STORED RECORDS:
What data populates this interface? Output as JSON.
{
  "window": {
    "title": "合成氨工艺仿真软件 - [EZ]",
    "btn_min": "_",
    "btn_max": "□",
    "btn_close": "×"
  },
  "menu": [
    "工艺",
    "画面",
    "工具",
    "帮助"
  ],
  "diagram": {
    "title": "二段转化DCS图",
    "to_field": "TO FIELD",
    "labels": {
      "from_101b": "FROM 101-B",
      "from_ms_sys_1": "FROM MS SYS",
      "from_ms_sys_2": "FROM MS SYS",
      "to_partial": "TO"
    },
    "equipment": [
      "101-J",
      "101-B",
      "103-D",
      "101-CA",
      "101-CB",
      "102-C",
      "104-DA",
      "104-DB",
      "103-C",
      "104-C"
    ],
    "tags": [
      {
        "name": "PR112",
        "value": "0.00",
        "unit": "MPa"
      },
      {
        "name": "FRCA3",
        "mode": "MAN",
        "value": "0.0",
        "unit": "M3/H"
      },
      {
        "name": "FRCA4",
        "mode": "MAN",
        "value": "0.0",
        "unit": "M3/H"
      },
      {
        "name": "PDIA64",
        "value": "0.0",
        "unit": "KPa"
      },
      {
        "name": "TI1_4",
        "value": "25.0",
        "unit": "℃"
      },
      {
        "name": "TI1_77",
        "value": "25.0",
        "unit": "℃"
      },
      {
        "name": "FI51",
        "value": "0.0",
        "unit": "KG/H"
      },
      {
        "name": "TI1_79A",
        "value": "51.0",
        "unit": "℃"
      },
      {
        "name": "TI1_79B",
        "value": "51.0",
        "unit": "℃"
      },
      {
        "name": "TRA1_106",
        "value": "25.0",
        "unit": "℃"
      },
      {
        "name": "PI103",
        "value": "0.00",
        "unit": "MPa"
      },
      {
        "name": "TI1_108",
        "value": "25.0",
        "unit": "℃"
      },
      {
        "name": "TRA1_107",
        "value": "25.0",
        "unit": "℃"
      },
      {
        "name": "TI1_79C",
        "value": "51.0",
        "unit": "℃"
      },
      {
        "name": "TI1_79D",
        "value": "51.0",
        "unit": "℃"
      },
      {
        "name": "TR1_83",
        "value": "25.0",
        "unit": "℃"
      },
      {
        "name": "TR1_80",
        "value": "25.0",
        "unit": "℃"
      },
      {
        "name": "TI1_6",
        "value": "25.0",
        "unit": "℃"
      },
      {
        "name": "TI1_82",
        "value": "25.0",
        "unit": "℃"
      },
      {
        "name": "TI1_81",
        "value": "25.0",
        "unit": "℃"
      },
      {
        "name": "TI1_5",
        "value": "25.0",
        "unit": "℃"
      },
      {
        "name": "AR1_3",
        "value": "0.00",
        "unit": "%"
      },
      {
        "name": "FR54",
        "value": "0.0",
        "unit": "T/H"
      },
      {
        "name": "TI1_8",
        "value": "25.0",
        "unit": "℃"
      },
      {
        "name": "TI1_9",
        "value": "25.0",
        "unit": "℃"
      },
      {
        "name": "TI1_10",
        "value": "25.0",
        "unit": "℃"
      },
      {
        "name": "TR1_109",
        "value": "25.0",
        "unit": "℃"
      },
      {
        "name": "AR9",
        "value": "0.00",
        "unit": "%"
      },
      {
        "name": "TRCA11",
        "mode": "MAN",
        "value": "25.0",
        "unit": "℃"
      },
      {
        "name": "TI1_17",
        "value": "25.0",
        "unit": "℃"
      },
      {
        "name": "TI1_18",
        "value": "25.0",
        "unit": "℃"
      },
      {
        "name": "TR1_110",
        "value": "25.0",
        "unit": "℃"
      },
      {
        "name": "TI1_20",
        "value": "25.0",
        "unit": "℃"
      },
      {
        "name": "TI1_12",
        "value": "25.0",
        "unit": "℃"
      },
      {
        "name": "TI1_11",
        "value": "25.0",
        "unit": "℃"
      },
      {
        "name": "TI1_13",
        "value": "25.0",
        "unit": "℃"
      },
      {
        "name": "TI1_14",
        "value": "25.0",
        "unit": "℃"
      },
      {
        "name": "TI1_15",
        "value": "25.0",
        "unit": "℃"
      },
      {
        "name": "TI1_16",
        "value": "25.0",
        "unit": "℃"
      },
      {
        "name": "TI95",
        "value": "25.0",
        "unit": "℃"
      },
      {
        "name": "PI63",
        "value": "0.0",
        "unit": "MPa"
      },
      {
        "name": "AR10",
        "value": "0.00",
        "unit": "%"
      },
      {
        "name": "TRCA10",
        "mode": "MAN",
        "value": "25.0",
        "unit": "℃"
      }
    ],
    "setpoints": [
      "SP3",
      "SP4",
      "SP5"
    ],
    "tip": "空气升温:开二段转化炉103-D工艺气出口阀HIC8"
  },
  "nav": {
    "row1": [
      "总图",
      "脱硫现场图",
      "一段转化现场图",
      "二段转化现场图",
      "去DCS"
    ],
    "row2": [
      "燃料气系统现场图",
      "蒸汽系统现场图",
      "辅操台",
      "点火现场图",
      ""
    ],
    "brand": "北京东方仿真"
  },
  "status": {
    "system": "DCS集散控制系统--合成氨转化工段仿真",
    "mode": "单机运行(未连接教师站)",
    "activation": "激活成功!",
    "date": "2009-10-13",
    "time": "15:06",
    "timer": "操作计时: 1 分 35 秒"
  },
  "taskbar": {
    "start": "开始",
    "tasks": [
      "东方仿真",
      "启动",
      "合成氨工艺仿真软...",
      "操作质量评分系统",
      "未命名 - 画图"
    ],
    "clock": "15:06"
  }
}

WHAT YOU NEED TO DO:
Repeat the material above in full, quoting it exactly.

IN RESPONSE:
What data populates this interface? Output as JSON.
{
  "window": {
    "title": "合成氨工艺仿真软件 - [EZ]",
    "btn_min": "_",
    "btn_max": "□",
    "btn_close": "×"
  },
  "menu": [
    "工艺",
    "画面",
    "工具",
    "帮助"
  ],
  "diagram": {
    "title": "二段转化DCS图",
    "to_field": "TO FIELD",
    "labels": {
      "from_101b": "FROM 101-B",
      "from_ms_sys_1": "FROM MS SYS",
      "from_ms_sys_2": "FROM MS SYS",
      "to_partial": "TO"
    },
    "equipment": [
      "101-J",
      "101-B",
      "103-D",
      "101-CA",
      "101-CB",
      "102-C",
      "104-DA",
      "104-DB",
      "103-C",
      "104-C"
    ],
    "tags": [
      {
        "name": "PR112",
        "value": "0.00",
        "unit": "MPa"
      },
      {
        "name": "FRCA3",
        "mode": "MAN",
        "value": "0.0",
        "unit": "M3/H"
      },
      {
        "name": "FRCA4",
        "mode": "MAN",
        "value": "0.0",
        "unit": "M3/H"
      },
      {
        "name": "PDIA64",
        "value": "0.0",
        "unit": "KPa"
      },
      {
        "name": "TI1_4",
        "value": "25.0",
        "unit": "℃"
      },
      {
        "name": "TI1_77",
        "value": "25.0",
        "unit": "℃"
      },
      {
        "name": "FI51",
        "value": "0.0",
        "unit": "KG/H"
      },
      {
        "name": "TI1_79A",
        "value": "51.0",
        "unit": "℃"
      },
      {
        "name": "TI1_79B",
        "value": "51.0",
        "unit": "℃"
      },
      {
        "name": "TRA1_106",
        "value": "25.0",
        "unit": "℃"
      },
      {
        "name": "PI103",
        "value": "0.00",
        "unit": "MPa"
      },
      {
        "name": "TI1_108",
        "value": "25.0",
        "unit": "℃"
      },
      {
        "name": "TRA1_107",
        "value": "25.0",
        "unit": "℃"
      },
      {
        "name": "TI1_79C",
        "value": "51.0",
        "unit": "℃"
      },
      {
        "name": "TI1_79D",
        "value": "51.0",
        "unit": "℃"
      },
      {
        "name": "TR1_83",
        "value": "25.0",
        "unit": "℃"
      },
      {
        "name": "TR1_80",
        "value": "25.0",
        "unit": "℃"
      },
      {
        "name": "TI1_6",
        "value": "25.0",
        "unit": "℃"
      },
      {
        "name": "TI1_82",
        "value": "25.0",
        "unit": "℃"
      },
      {
        "name": "TI1_81",
        "value": "25.0",
        "unit": "℃"
      },
      {
        "name": "TI1_5",
        "value": "25.0",
        "unit": "℃"
      },
      {
        "name": "AR1_3",
        "value": "0.00",
        "unit": "%"
      },
      {
        "name": "FR54",
        "value": "0.0",
        "unit": "T/H"
      },
      {
        "name": "TI1_8",
        "value": "25.0",
        "unit": "℃"
      },
      {
        "name": "TI1_9",
        "value": "25.0",
        "unit": "℃"
      },
      {
        "name": "TI1_10",
        "value": "25.0",
        "unit": "℃"
      },
      {
        "name": "TR1_109",
        "value": "25.0",
        "unit": "℃"
      },
      {
        "name": "AR9",
        "value": "0.00",
        "unit": "%"
      },
      {
        "name": "TRCA11",
        "mode": "MAN",
        "value": "25.0",
        "unit": "℃"
      },
      {
        "name": "TI1_17",
        "value": "25.0",
        "unit": "℃"
      },
      {
        "name": "TI1_18",
        "value": "25.0",
        "unit": "℃"
      },
      {
        "name": "TR1_110",
        "value": "25.0",
        "unit": "℃"
      },
      {
        "name": "TI1_20",
        "value": "25.0",
        "unit": "℃"
      },
      {
        "name": "TI1_12",
        "value": "25.0",
        "unit": "℃"
      },
      {
        "name": "TI1_11",
        "value": "25.0",
        "unit": "℃"
      },
      {
        "name": "TI1_13",
        "value": "25.0",
        "unit": "℃"
      },
      {
        "name": "TI1_14",
        "value": "25.0",
        "unit": "℃"
      },
      {
        "name": "TI1_15",
        "value": "25.0",
        "unit": "℃"
      },
      {
        "name": "TI1_16",
        "value": "25.0",
        "unit": "℃"
      },
      {
        "name": "TI95",
        "value": "25.0",
        "unit": "℃"
      },
      {
        "name": "PI63",
        "value": "0.0",
        "unit": "MPa"
      },
      {
        "name": "AR10",
        "value": "0.00",
        "unit": "%"
      },
      {
        "name": "TRCA10",
        "mode": "MAN",
        "value": "25.0",
        "unit": "℃"
      }
    ],
    "setpoints": [
      "SP3",
      "SP4",
      "SP5"
    ],
    "tip": "空气升温:开二段转化炉103-D工艺气出口阀HIC8"
  },
  "nav": {
    "row1": [
      "总图",
      "脱硫现场图",
      "一段转化现场图",
      "二段转化现场图",
      "去DCS"
    ],
    "row2": [
      "燃料气系统现场图",
      "蒸汽系统现场图",
      "辅操台",
      "点火现场图",
      ""
    ],
    "brand": "北京东方仿真"
  },
  "status": {
    "system": "DCS集散控制系统--合成氨转化工段仿真",
    "mode": "单机运行(未连接教师站)",
    "activation": "激活成功!",
    "date": "2009-10-13",
    "time": "15:06",
    "timer": "操作计时: 1 分 35 秒"
  },
  "taskbar": {
    "start": "开始",
    "tasks": [
      "东方仿真",
      "启动",
      "合成氨工艺仿真软...",
      "操作质量评分系统",
      "未命名 - 画图"
    ],
    "clock": "15:06"
  }
}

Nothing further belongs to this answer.